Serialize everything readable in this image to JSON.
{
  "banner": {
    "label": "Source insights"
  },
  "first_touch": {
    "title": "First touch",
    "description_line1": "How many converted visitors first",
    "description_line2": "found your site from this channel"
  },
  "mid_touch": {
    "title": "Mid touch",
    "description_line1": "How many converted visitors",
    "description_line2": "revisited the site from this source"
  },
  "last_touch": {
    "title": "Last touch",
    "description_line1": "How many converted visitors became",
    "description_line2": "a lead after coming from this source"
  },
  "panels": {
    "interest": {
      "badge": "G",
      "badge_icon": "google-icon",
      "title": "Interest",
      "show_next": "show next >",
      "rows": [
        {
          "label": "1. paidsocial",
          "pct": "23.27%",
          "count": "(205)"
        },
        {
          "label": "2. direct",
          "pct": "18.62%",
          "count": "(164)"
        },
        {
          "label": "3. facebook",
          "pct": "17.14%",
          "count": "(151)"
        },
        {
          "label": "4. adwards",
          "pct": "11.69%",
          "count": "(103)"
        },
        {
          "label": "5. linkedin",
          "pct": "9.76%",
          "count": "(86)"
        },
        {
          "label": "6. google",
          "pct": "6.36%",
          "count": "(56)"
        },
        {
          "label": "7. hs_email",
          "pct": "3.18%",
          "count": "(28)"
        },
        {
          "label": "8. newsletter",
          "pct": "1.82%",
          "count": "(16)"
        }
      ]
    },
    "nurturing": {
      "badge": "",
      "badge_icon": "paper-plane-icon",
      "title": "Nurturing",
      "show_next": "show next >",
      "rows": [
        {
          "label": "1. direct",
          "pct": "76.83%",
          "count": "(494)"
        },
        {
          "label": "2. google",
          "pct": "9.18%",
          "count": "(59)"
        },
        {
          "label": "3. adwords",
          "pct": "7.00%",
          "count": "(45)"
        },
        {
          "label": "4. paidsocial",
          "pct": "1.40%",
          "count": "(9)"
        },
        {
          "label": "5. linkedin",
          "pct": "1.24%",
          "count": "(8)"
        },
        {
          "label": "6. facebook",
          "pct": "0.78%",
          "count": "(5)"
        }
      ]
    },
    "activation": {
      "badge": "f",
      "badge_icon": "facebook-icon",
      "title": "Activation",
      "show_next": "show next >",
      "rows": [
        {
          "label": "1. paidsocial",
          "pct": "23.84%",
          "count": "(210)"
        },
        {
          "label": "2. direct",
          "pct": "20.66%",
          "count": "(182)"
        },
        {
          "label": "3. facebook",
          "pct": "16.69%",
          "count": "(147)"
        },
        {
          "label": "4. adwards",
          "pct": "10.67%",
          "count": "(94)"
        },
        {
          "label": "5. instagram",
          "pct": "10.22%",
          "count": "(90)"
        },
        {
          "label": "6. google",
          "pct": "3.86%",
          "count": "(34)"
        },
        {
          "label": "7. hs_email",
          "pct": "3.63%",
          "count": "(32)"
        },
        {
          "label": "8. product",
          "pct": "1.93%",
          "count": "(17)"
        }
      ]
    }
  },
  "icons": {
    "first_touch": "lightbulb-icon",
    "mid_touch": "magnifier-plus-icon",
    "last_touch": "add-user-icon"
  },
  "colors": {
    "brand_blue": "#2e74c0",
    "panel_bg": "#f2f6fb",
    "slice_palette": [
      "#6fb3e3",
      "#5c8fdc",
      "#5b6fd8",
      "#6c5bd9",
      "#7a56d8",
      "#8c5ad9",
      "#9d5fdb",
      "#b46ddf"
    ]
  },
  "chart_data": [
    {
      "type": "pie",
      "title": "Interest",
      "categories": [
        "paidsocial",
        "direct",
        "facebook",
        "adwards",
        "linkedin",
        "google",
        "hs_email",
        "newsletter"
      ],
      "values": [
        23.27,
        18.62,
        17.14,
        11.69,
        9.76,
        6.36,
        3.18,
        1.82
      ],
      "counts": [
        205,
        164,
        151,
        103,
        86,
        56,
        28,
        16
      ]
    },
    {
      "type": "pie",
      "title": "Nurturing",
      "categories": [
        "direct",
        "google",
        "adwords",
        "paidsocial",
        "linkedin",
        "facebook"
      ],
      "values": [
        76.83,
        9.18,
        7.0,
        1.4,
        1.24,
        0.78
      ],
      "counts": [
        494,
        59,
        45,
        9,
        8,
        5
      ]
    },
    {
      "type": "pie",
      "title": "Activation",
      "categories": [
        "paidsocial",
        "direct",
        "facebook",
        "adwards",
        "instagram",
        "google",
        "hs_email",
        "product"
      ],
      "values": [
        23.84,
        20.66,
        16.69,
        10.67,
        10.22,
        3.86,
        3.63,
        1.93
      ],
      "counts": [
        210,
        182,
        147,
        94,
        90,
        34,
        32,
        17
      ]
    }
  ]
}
_ _ _ _ _
To do: Quote all the records. Keep every word exact.

Result of this exercise:
Serialize everything readable in this image to JSON.
{
  "banner": {
    "label": "Source insights"
  },
  "first_touch": {
    "title": "First touch",
    "description_line1": "How many converted visitors first",
    "description_line2": "found your site from this channel"
  },
  "mid_touch": {
    "title": "Mid touch",
    "description_line1": "How many converted visitors",
    "description_line2": "revisited the site from this source"
  },
  "last_touch": {
    "title": "Last touch",
    "description_line1": "How many converted visitors became",
    "description_line2": "a lead after coming from this source"
  },
  "panels": {
    "interest": {
      "badge": "G",
      "badge_icon": "google-icon",
      "title": "Interest",
      "show_next": "show next >",
      "rows": [
        {
          "label": "1. paidsocial",
          "pct": "23.27%",
          "count": "(205)"
        },
        {
          "label": "2. direct",
          "pct": "18.62%",
          "count": "(164)"
        },
        {
          "label": "3. facebook",
          "pct": "17.14%",
          "count": "(151)"
        },
        {
          "label": "4. adwards",
          "pct": "11.69%",
          "count": "(103)"
        },
        {
          "label": "5. linkedin",
          "pct": "9.76%",
          "count": "(86)"
        },
        {
          "label": "6. google",
          "pct": "6.36%",
          "count": "(56)"
        },
        {
          "label": "7. hs_email",
          "pct": "3.18%",
          "count": "(28)"
        },
        {
          "label": "8. newsletter",
          "pct": "1.82%",
          "count": "(16)"
        }
      ]
    },
    "nurturing": {
      "badge": "",
      "badge_icon": "paper-plane-icon",
      "title": "Nurturing",
      "show_next": "show next >",
      "rows": [
        {
          "label": "1. direct",
          "pct": "76.83%",
          "count": "(494)"
        },
        {
          "label": "2. google",
          "pct": "9.18%",
          "count": "(59)"
        },
        {
          "label": "3. adwords",
          "pct": "7.00%",
          "count": "(45)"
        },
        {
          "label": "4. paidsocial",
          "pct": "1.40%",
          "count": "(9)"
        },
        {
          "label": "5. linkedin",
          "pct": "1.24%",
          "count": "(8)"
        },
        {
          "label": "6. facebook",
          "pct": "0.78%",
          "count": "(5)"
        }
      ]
    },
    "activation": {
      "badge": "f",
      "badge_icon": "facebook-icon",
      "title": "Activation",
      "show_next": "show next >",
      "rows": [
        {
          "label": "1. paidsocial",
          "pct": "23.84%",
          "count": "(210)"
        },
        {
          "label": "2. direct",
          "pct": "20.66%",
          "count": "(182)"
        },
        {
          "label": "3. facebook",
          "pct": "16.69%",
          "count": "(147)"
        },
        {
          "label": "4. adwards",
          "pct": "10.67%",
          "count": "(94)"
        },
        {
          "label": "5. instagram",
          "pct": "10.22%",
          "count": "(90)"
        },
        {
          "label": "6. google",
          "pct": "3.86%",
          "count": "(34)"
        },
        {
          "label": "7. hs_email",
          "pct": "3.63%",
          "count": "(32)"
        },
        {
          "label": "8. product",
          "pct": "1.93%",
          "count": "(17)"
        }
      ]
    }
  },
  "icons": {
    "first_touch": "lightbulb-icon",
    "mid_touch": "magnifier-plus-icon",
    "last_touch": "add-user-icon"
  },
  "colors": {
    "brand_blue": "#2e74c0",
    "panel_bg": "#f2f6fb",
    "slice_palette": [
      "#6fb3e3",
      "#5c8fdc",
      "#5b6fd8",
      "#6c5bd9",
      "#7a56d8",
      "#8c5ad9",
      "#9d5fdb",
      "#b46ddf"
    ]
  },
  "chart_data": [
    {
      "type": "pie",
      "title": "Interest",
      "categories": [
        "paidsocial",
        "direct",
        "facebook",
        "adwards",
        "linkedin",
        "google",
        "hs_email",
        "newsletter"
      ],
      "values": [
        23.27,
        18.62,
        17.14,
        11.69,
        9.76,
        6.36,
        3.18,
        1.82
      ],
      "counts": [
        205,
        164,
        151,
        103,
        86,
        56,
        28,
        16
      ]
    },
    {
      "type": "pie",
      "title": "Nurturing",
      "categories": [
        "direct",
        "google",
        "adwords",
        "paidsocial",
        "linkedin",
        "facebook"
      ],
      "values": [
        76.83,
        9.18,
        7.0,
        1.4,
        1.24,
        0.78
      ],
      "counts": [
        494,
        59,
        45,
        9,
        8,
        5
      ]
    },
    {
      "type": "pie",
      "title": "Activation",
      "categories": [
        "paidsocial",
        "direct",
        "facebook",
        "adwards",
        "instagram",
        "google",
        "hs_email",
        "product"
      ],
      "values": [
        23.84,
        20.66,
        16.69,
        10.67,
        10.22,
        3.86,
        3.63,
        1.93
      ],
      "counts": [
        210,
        182,
        147,
        94,
        90,
        34,
        32,
        17
      ]
    }
  ]
}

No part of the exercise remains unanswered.